━━━━━ 引用文

資格は持っているが、現在看護職には就いていない。いわゆる潜在看護職員である看護師、准看護師は65万人を超えるともいわれるようになった。慢性的に不足している看護師をどのようにして確保するか、この問題は病院レベルを超え、市町村や都道府県、国レベルでの大きな課題となっている。潜在看護職員に向けた復職のための研修や講座は少なくはない。とはいえ、潜在看護職員側からみれば、いざ復職を考えたとき、大きな不安が残る。「今になって夜勤勤務が勤まるだろうか」「激務に対し、心と体がついてくるだろうか」と。
看護師の活躍の場は、病院だけにとどまらず広がりをみせている。イノーヴ株式会社は、2013年2月よりマンションの管理業務に看護師を起用している。通常、マンションの管理人といえば、清掃業務や受付業務、設備の点検業務などを行うが、同社が提案するマンション管理業務のひとつである「ナースな管理人」では、管理人看護師による「健康相談」「人間ドッグサポート」「応急手当」「医療情報提供サービス」「見守りホットライン」などのサービス提供がある。具体的には、健康や介護・育児に関する相談受付サービスや人間ドッグのデータを元にしたアドバイスの提供、かすり傷や軽い怪我などの応急手当の実施、ひとり住まいの高齢者などに対する自宅への定期的な挨拶伺いなどがある。同社によれば「ナースな管理人」は、マンション居住者に対し、安心できるゆたかな生活を提供するだけではなく、超少子高齢化社会に伴う医療費増大などの社会的な問題への寄与や潜在看護師の新たな働き方や雇用を創出する側面への期待も持つという。

━━━━━━━━━━

▸ **作業内容**
看護師の働き方についての引用文から、「資格は持っているが、現在看護」から「体がついてくるだろうか」と。」までをすべてそのまま書き写してください。

━━━━━ 利用可能データ

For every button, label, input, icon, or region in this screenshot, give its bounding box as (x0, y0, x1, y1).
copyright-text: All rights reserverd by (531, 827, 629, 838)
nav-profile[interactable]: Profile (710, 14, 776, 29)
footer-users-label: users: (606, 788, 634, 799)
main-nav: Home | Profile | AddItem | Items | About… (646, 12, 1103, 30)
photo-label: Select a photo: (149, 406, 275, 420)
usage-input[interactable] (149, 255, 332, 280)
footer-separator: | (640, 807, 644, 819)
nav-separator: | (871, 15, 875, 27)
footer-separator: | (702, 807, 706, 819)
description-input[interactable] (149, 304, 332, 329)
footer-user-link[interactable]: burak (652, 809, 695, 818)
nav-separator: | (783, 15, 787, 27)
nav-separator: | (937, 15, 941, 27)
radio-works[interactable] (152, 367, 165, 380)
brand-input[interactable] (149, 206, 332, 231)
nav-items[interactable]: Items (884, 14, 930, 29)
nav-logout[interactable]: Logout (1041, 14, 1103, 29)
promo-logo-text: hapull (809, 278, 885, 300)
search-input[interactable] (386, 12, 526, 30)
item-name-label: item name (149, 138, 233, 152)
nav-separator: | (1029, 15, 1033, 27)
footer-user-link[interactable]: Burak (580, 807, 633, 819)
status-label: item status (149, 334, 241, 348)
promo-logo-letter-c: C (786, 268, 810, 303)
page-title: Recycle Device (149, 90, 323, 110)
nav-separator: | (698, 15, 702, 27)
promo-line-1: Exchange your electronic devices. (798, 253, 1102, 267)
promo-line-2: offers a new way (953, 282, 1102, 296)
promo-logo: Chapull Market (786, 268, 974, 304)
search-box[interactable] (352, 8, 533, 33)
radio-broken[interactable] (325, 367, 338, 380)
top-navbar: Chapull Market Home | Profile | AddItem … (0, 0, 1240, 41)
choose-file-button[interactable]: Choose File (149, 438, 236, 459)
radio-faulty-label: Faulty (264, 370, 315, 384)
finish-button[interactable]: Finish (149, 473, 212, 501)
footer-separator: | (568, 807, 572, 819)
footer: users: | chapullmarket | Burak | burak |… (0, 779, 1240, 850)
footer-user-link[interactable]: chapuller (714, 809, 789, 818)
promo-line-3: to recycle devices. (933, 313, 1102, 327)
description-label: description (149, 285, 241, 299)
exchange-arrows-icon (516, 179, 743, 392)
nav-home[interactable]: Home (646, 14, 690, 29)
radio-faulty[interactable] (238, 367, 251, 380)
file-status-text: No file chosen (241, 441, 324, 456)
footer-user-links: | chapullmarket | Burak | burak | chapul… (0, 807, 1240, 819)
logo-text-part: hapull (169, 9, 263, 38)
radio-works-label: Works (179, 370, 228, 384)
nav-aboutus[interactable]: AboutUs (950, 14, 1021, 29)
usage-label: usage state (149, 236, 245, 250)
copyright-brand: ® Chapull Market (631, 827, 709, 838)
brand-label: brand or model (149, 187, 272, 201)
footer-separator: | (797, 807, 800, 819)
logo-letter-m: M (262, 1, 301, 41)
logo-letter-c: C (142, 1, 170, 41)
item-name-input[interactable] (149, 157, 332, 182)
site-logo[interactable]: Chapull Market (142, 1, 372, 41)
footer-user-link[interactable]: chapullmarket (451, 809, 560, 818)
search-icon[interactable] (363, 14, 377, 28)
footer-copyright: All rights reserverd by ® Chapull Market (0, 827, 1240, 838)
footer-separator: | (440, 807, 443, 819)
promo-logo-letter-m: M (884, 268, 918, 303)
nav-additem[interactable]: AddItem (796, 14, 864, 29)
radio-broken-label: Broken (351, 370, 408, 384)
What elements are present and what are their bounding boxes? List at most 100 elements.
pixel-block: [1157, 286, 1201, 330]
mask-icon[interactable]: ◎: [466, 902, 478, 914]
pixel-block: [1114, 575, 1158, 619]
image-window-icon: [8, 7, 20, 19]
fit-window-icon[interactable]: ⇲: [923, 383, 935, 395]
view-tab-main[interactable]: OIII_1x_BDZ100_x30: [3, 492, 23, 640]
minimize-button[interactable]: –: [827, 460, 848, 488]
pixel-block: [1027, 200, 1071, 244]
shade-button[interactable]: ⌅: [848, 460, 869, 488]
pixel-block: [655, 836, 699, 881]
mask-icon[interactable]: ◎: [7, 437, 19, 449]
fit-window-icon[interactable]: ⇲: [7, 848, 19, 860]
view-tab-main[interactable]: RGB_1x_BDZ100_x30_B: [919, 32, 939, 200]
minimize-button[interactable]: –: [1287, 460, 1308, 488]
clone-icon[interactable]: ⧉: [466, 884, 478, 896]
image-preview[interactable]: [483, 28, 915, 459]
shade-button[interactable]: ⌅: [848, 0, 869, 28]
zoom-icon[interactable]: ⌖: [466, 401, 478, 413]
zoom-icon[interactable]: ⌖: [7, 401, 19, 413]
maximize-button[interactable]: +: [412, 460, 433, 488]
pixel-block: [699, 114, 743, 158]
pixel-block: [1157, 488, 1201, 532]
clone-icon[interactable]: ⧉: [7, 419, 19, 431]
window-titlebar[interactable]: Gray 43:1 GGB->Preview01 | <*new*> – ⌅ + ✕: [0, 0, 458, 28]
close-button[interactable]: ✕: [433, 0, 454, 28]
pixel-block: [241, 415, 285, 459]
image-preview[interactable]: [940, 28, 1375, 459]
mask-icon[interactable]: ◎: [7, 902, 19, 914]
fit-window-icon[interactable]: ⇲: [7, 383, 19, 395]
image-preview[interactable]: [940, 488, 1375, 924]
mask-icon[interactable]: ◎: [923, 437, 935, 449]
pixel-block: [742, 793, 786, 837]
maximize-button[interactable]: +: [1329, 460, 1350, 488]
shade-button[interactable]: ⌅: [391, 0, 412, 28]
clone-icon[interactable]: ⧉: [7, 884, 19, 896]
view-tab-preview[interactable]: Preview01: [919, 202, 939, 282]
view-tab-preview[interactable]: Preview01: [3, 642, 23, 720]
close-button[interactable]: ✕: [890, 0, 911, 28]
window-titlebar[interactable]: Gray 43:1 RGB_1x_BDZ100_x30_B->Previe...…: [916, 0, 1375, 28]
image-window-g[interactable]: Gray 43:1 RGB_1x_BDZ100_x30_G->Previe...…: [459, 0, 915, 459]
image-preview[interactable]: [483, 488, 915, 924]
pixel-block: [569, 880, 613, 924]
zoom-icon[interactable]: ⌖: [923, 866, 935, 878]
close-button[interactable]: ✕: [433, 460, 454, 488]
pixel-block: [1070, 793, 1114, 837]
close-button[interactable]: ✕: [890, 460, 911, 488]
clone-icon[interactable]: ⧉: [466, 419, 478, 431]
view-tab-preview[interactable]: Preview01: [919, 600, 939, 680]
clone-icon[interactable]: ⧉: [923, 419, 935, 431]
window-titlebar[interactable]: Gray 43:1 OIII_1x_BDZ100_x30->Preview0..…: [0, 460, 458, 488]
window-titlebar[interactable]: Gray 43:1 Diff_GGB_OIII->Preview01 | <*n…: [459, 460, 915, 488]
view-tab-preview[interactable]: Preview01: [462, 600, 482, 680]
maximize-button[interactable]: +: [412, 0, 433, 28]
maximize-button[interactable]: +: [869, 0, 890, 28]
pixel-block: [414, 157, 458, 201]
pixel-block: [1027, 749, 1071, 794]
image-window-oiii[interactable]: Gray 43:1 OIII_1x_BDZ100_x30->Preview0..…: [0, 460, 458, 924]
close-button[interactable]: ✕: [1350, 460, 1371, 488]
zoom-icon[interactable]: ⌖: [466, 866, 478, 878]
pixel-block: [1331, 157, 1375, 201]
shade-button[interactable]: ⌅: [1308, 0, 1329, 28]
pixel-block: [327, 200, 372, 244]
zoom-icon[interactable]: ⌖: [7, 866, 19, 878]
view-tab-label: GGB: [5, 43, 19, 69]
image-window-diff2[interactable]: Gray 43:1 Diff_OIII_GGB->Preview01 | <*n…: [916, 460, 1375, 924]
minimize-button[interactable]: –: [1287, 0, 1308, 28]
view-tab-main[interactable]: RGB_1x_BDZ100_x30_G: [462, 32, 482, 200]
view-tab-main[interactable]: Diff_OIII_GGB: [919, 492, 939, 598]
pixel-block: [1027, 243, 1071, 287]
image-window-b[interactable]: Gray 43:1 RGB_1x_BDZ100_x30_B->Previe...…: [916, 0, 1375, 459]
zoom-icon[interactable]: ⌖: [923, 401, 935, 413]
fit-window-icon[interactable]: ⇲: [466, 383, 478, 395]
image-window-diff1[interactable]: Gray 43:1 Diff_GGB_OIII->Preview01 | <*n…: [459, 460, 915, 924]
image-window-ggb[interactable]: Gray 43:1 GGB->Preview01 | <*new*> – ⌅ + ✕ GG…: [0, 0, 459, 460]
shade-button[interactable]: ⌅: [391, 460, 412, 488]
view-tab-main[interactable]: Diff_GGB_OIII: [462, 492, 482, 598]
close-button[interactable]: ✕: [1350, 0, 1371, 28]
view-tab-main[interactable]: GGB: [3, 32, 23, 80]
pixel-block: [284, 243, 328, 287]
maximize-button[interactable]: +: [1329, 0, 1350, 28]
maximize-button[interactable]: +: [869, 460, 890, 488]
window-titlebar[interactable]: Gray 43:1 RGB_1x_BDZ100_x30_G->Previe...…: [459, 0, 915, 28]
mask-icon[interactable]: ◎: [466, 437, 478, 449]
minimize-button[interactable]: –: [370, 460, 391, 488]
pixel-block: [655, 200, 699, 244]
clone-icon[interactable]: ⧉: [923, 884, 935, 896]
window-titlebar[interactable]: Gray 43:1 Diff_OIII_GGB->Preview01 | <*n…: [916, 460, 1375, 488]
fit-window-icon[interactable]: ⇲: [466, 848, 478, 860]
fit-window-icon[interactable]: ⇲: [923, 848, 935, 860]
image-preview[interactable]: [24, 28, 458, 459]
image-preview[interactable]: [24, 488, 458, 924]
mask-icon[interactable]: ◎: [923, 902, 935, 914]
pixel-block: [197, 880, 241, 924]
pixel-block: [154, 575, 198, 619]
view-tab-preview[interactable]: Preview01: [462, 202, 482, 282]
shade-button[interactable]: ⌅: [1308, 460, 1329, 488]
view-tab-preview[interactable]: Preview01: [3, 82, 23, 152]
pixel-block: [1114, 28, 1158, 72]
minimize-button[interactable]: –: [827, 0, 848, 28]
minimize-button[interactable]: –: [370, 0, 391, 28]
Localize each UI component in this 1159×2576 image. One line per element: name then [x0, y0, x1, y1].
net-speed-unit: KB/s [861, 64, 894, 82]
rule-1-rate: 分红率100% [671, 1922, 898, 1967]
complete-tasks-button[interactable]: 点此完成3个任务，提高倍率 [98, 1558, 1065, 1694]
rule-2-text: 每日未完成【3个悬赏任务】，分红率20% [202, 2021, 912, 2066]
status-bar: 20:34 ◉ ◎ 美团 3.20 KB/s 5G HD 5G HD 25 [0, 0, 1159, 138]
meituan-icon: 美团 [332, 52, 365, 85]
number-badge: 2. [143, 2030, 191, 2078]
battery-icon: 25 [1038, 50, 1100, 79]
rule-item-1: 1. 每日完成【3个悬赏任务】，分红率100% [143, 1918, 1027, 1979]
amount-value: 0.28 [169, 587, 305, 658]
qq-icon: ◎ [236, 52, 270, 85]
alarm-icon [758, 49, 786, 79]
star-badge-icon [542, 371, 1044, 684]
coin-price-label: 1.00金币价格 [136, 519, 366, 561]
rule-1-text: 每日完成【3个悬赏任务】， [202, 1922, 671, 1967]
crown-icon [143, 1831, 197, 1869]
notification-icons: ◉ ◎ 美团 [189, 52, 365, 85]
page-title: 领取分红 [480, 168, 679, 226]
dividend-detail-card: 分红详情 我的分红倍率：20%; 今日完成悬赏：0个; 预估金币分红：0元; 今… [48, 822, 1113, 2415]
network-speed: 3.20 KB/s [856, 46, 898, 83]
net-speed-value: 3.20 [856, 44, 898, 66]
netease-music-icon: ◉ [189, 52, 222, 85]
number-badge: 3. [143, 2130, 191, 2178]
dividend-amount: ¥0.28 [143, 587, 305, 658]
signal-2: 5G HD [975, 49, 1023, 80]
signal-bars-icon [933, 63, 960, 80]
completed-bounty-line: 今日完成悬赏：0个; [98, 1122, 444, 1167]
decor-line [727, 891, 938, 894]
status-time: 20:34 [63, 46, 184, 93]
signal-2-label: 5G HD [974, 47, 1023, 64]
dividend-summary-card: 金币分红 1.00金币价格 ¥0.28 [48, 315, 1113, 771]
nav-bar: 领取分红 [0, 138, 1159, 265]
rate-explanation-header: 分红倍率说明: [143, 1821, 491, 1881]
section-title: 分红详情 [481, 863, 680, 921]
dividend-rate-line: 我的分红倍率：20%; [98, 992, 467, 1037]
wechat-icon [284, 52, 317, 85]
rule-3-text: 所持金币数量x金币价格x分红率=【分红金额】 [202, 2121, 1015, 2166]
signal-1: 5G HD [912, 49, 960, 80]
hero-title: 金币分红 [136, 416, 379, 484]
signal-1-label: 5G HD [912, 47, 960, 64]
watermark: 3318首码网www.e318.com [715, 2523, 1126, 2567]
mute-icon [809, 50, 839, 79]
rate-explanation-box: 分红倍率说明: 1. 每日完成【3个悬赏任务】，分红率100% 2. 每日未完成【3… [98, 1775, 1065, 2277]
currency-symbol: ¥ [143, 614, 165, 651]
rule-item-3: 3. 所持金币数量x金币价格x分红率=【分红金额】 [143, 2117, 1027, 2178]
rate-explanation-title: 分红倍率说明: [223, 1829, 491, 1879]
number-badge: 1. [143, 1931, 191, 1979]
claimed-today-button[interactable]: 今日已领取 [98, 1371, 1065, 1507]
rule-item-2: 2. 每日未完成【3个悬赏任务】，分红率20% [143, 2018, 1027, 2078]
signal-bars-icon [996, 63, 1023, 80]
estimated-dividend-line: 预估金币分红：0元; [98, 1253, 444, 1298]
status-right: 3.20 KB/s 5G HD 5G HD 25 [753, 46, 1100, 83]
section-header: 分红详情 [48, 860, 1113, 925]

━━━━━━━━━━

▸ **解答例**
資格は持っているが、現在看護職には就いていない。いわゆる潜在看護職員である看護師、准看護師は65万人を超えるともいわれるようになった。慢性的に不足している看護師をどのようにして確保するか、この問題は病院レベルを超え、市町村や都道府県、国レベルでの大きな課題となっている。潜在看護職員に向けた復職のための研修や講座は少なくはない。とはいえ、潜在看護職員側からみれば、いざ復職を考えたとき、大きな不安が残る。「今になって夜勤勤務が勤まるだろうか」「激務に対し、心と体がついてくるだろうか」と。